■ Challenge: Note how many lines contain "Effekte" and give that number, with nothing else.

■ Input:
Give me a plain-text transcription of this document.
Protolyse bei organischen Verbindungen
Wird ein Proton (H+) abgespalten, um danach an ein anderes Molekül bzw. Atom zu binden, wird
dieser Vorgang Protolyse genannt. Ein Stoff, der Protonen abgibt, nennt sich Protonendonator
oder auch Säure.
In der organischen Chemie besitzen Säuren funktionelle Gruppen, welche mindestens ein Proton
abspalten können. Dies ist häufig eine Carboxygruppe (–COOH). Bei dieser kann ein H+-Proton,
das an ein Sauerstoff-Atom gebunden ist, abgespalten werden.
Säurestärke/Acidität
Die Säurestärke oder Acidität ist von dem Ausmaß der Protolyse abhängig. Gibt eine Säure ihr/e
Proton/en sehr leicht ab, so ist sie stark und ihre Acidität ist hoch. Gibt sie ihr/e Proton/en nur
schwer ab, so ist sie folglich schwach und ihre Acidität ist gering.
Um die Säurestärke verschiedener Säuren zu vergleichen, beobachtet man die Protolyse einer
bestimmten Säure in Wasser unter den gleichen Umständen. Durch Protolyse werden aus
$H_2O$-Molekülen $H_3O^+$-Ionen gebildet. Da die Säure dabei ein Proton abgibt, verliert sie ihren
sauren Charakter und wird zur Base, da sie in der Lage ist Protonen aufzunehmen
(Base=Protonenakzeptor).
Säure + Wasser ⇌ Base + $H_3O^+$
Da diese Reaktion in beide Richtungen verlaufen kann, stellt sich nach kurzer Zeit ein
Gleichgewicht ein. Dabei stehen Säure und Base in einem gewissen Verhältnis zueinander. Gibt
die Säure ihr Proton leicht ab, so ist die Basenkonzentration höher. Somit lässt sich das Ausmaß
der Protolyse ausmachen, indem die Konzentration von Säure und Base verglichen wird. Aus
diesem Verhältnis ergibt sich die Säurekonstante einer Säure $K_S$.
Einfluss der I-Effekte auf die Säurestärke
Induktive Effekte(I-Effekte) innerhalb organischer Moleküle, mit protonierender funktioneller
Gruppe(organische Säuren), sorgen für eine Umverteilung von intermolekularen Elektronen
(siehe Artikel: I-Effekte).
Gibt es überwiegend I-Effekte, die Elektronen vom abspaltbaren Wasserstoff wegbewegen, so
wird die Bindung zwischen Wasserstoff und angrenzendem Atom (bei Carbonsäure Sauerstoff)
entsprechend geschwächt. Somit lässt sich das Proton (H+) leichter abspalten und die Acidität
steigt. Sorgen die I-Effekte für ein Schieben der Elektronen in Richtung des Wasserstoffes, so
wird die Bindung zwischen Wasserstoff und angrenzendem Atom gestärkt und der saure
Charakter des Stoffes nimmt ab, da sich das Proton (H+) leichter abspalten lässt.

■ Task response: 5